━━━ SOURCE MATERIAL ━━━

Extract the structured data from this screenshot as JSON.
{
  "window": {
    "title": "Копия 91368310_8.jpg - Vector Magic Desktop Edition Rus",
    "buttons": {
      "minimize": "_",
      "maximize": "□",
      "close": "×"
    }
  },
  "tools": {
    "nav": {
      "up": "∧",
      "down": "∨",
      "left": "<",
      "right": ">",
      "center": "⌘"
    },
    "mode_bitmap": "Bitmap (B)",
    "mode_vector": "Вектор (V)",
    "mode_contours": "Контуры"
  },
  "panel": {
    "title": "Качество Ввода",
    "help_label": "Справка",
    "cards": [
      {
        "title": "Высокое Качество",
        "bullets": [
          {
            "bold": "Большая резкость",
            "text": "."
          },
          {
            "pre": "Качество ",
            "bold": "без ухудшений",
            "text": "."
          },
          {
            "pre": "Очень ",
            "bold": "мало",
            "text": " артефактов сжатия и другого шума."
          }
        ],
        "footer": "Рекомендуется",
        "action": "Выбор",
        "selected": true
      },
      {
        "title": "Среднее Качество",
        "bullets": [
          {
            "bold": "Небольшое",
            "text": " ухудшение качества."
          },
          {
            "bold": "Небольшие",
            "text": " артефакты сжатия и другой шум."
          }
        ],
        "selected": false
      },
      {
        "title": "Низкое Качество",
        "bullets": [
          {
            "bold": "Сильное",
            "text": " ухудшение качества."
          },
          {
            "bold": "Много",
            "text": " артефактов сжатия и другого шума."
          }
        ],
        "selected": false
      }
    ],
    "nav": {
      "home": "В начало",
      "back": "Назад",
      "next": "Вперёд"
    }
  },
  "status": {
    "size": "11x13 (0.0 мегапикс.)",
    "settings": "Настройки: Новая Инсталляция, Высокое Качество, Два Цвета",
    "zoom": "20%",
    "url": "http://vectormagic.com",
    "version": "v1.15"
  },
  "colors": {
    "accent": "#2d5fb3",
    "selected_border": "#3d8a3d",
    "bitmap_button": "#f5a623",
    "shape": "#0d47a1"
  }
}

━━━

* **THE TASK**
Quote the entire listing above exactly.

* **RESPONSE**
Extract the structured data from this screenshot as JSON.
{
  "window": {
    "title": "Копия 91368310_8.jpg - Vector Magic Desktop Edition Rus",
    "buttons": {
      "minimize": "_",
      "maximize": "□",
      "close": "×"
    }
  },
  "tools": {
    "nav": {
      "up": "∧",
      "down": "∨",
      "left": "<",
      "right": ">",
      "center": "⌘"
    },
    "mode_bitmap": "Bitmap (B)",
    "mode_vector": "Вектор (V)",
    "mode_contours": "Контуры"
  },
  "panel": {
    "title": "Качество Ввода",
    "help_label": "Справка",
    "cards": [
      {
        "title": "Высокое Качество",
        "bullets": [
          {
            "bold": "Большая резкость",
            "text": "."
          },
          {
            "pre": "Качество ",
            "bold": "без ухудшений",
            "text": "."
          },
          {
            "pre": "Очень ",
            "bold": "мало",
            "text": " артефактов сжатия и другого шума."
          }
        ],
        "footer": "Рекомендуется",
        "action": "Выбор",
        "selected": true
      },
      {
        "title": "Среднее Качество",
        "bullets": [
          {
            "bold": "Небольшое",
            "text": " ухудшение качества."
          },
          {
            "bold": "Небольшие",
            "text": " артефакты сжатия и другой шум."
          }
        ],
        "selected": false
      },
      {
        "title": "Низкое Качество",
        "bullets": [
          {
            "bold": "Сильное",
            "text": " ухудшение качества."
          },
          {
            "bold": "Много",
            "text": " артефактов сжатия и другого шума."
          }
        ],
        "selected": false
      }
    ],
    "nav": {
      "home": "В начало",
      "back": "Назад",
      "next": "Вперёд"
    }
  },
  "status": {
    "size": "11x13 (0.0 мегапикс.)",
    "settings": "Настройки: Новая Инсталляция, Высокое Качество, Два Цвета",
    "zoom": "20%",
    "url": "http://vectormagic.com",
    "version": "v1.15"
  },
  "colors": {
    "accent": "#2d5fb3",
    "selected_border": "#3d8a3d",
    "bitmap_button": "#f5a623",
    "shape": "#0d47a1"
  }
}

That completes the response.